Given request:
Can you pull out each line of the data below that includes the word "china"?

---+---

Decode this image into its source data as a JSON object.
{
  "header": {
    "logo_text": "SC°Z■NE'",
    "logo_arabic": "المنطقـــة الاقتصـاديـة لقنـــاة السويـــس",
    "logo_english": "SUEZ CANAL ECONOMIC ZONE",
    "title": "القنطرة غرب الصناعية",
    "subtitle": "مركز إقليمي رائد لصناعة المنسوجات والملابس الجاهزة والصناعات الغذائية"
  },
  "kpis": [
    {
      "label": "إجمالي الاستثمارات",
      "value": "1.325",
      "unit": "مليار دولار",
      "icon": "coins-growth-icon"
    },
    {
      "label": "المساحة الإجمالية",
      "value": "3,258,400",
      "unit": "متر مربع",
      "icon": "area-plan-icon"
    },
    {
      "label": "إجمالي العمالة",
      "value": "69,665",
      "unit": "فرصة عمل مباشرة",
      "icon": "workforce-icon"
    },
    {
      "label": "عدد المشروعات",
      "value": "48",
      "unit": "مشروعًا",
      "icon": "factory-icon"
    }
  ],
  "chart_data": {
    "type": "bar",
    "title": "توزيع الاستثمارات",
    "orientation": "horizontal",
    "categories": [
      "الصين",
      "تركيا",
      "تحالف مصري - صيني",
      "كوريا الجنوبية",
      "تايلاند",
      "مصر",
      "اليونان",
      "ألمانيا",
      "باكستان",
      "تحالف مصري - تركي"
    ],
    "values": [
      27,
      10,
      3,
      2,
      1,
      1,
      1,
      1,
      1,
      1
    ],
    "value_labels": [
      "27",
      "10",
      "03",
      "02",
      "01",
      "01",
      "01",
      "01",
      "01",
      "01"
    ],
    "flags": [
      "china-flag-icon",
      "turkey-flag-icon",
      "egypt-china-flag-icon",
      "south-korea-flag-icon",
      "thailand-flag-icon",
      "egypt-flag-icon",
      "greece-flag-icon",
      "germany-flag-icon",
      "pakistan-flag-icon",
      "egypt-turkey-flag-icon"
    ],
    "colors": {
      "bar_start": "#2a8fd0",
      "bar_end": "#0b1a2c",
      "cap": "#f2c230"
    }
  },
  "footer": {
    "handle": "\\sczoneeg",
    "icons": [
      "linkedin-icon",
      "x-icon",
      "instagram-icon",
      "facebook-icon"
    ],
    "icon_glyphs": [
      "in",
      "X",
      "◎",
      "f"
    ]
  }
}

---+---

Output of the exercise:
      "china-flag-icon",
      "egypt-china-flag-icon",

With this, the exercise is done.